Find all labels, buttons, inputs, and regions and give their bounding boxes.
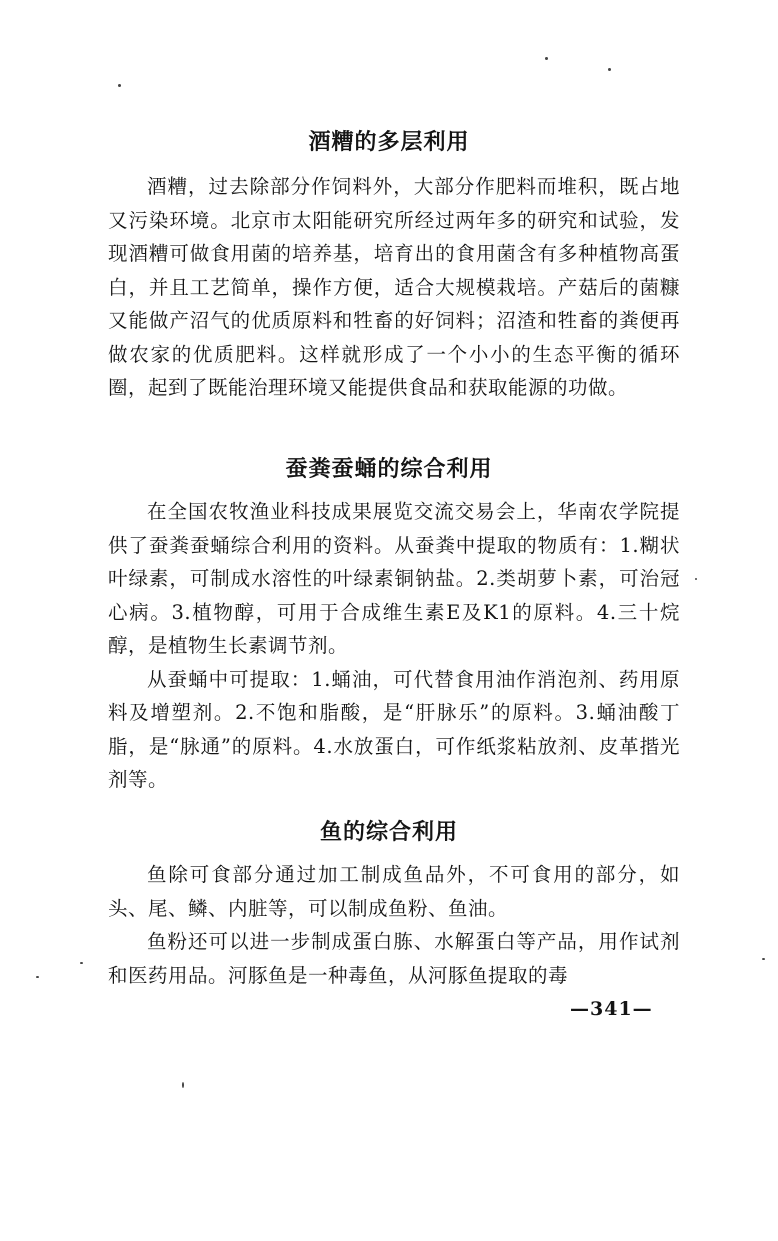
scan-speck bbox=[80, 962, 83, 964]
scan-speck bbox=[608, 68, 611, 71]
section-title-fish: 鱼的综合利用 bbox=[319, 819, 458, 845]
page-footer bbox=[0, 998, 778, 1028]
paragraph: 酒糟，过去除部分作饲料外，大部分作肥料而堆积，既占地又污染环境。北京市太阳能研究所经过两年多的研究和试验，发现酒糟可做食用菌的培养基，培育出的食用菌含有多种植物高蛋白，并且工艺简单，操作方便，适合大规模栽培。产菇后的菌糠又能做产沼气的优质原料和牲畜的好饲料；沼渣和牲畜的粪便再做农家的优质肥料。这样就形成了一个小小的生态平衡的循环圈，起到了既能治理环境又能提供食品和获取能源的功做。 bbox=[108, 175, 680, 399]
section-title-distillers-grains: 酒糟的多层利用 bbox=[308, 129, 470, 155]
section-body-fish bbox=[108, 858, 680, 992]
section-title-silkworm: 蚕粪蚕蛹的综合利用 bbox=[285, 456, 493, 482]
section-body-distillers-grains bbox=[108, 170, 680, 405]
paragraph: 在全国农牧渔业科技成果展览交流交易会上，华南农学院提供了蚕粪蚕蛹综合利用的资料。从蚕粪中提取的物质有：1.糊状叶绿素，可制成水溶性的叶绿素铜钠盐。2.类胡萝卜素，可治冠心病。3.植物醇，可用于合成维生素E及K1的原料。4.三十烷醇，是植物生长素调节剂。 bbox=[108, 500, 680, 657]
scan-speck bbox=[695, 578, 697, 580]
paragraph: 鱼粉还可以进一步制成蛋白胨、水解蛋白等产品，用作试剂和医药用品。河豚鱼是一种毒鱼，从河豚鱼提取的毒 bbox=[108, 930, 680, 987]
paragraph: 鱼除可食部分通过加工制成鱼品外，不可食用的部分，如头、尾、鳞、内脏等，可以制成鱼粉、鱼油。 bbox=[108, 863, 680, 920]
section-body-silkworm bbox=[108, 495, 680, 797]
page-number: —341— bbox=[570, 998, 653, 1020]
scan-speck bbox=[182, 1082, 184, 1088]
paragraph: 从蚕蛹中可提取：1.蛹油，可代替食用油作消泡剂、药用原料及增塑剂。2.不饱和脂酸，是“肝脉乐”的原料。3.蛹油酸丁脂，是“脉通”的原料。4.水放蛋白，可作纸浆粘放剂、皮革揩光剂等。 bbox=[108, 667, 680, 791]
scan-speck bbox=[545, 57, 548, 60]
scan-speck bbox=[762, 958, 765, 960]
scan-speck bbox=[118, 84, 121, 87]
scan-speck bbox=[36, 976, 39, 978]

:: WHAT NEEDS TO BE DONE ::
Please render the rows above as a numbered list with no blank lines, and leave the pictures out.

:: SOLUTION TO THIS PROBLEM ::
1. Find all labels, buttons, inputs, and regions and give their bounding boxes.
2. scan-speck bbox=[80, 962, 83, 964]
3. scan-speck bbox=[608, 68, 611, 71]
4. section-title-fish: 鱼的综合利用 bbox=[319, 819, 458, 845]
5. page-footer bbox=[0, 998, 778, 1028]
6. paragraph: 酒糟，过去除部分作饲料外，大部分作肥料而堆积，既占地又污染环境。北京市太阳能研究所经过两年多的研究和试验，发现酒糟可做食用菌的培养基，培育出的食用菌含有多种植物高蛋白，并且工艺简单，操作方便，适合大规模栽培。产菇后的菌糠又能做产沼气的优质原料和牲畜的好饲料；沼渣和牲畜的粪便再做农家的优质肥料。这样就形成了一个小小的生态平衡的循环圈，起到了既能治理环境又能提供食品和获取能源的功做。 bbox=[108, 175, 680, 399]
7. section-title-distillers-grains: 酒糟的多层利用 bbox=[308, 129, 470, 155]
8. section-body-fish bbox=[108, 858, 680, 992]
9. section-title-silkworm: 蚕粪蚕蛹的综合利用 bbox=[285, 456, 493, 482]
10. section-body-distillers-grains bbox=[108, 170, 680, 405]
11. paragraph: 在全国农牧渔业科技成果展览交流交易会上，华南农学院提供了蚕粪蚕蛹综合利用的资料。从蚕粪中提取的物质有：1.糊状叶绿素，可制成水溶性的叶绿素铜钠盐。2.类胡萝卜素，可治冠心病。3.植物醇，可用于合成维生素E及K1的原料。4.三十烷醇，是植物生长素调节剂。 bbox=[108, 500, 680, 657]
12. scan-speck bbox=[695, 578, 697, 580]
13. paragraph: 鱼粉还可以进一步制成蛋白胨、水解蛋白等产品，用作试剂和医药用品。河豚鱼是一种毒鱼，从河豚鱼提取的毒 bbox=[108, 930, 680, 987]
14. paragraph: 鱼除可食部分通过加工制成鱼品外，不可食用的部分，如头、尾、鳞、内脏等，可以制成鱼粉、鱼油。 bbox=[108, 863, 680, 920]
15. section-body-silkworm bbox=[108, 495, 680, 797]
16. page-number: —341— bbox=[570, 998, 653, 1020]
17. scan-speck bbox=[182, 1082, 184, 1088]
18. paragraph: 从蚕蛹中可提取：1.蛹油，可代替食用油作消泡剂、药用原料及增塑剂。2.不饱和脂酸，是“肝脉乐”的原料。3.蛹油酸丁脂，是“脉通”的原料。4.水放蛋白，可作纸浆粘放剂、皮革揩光剂等。 bbox=[108, 667, 680, 791]
19. scan-speck bbox=[545, 57, 548, 60]
20. scan-speck bbox=[762, 958, 765, 960]
21. scan-speck bbox=[118, 84, 121, 87]
22. scan-speck bbox=[36, 976, 39, 978]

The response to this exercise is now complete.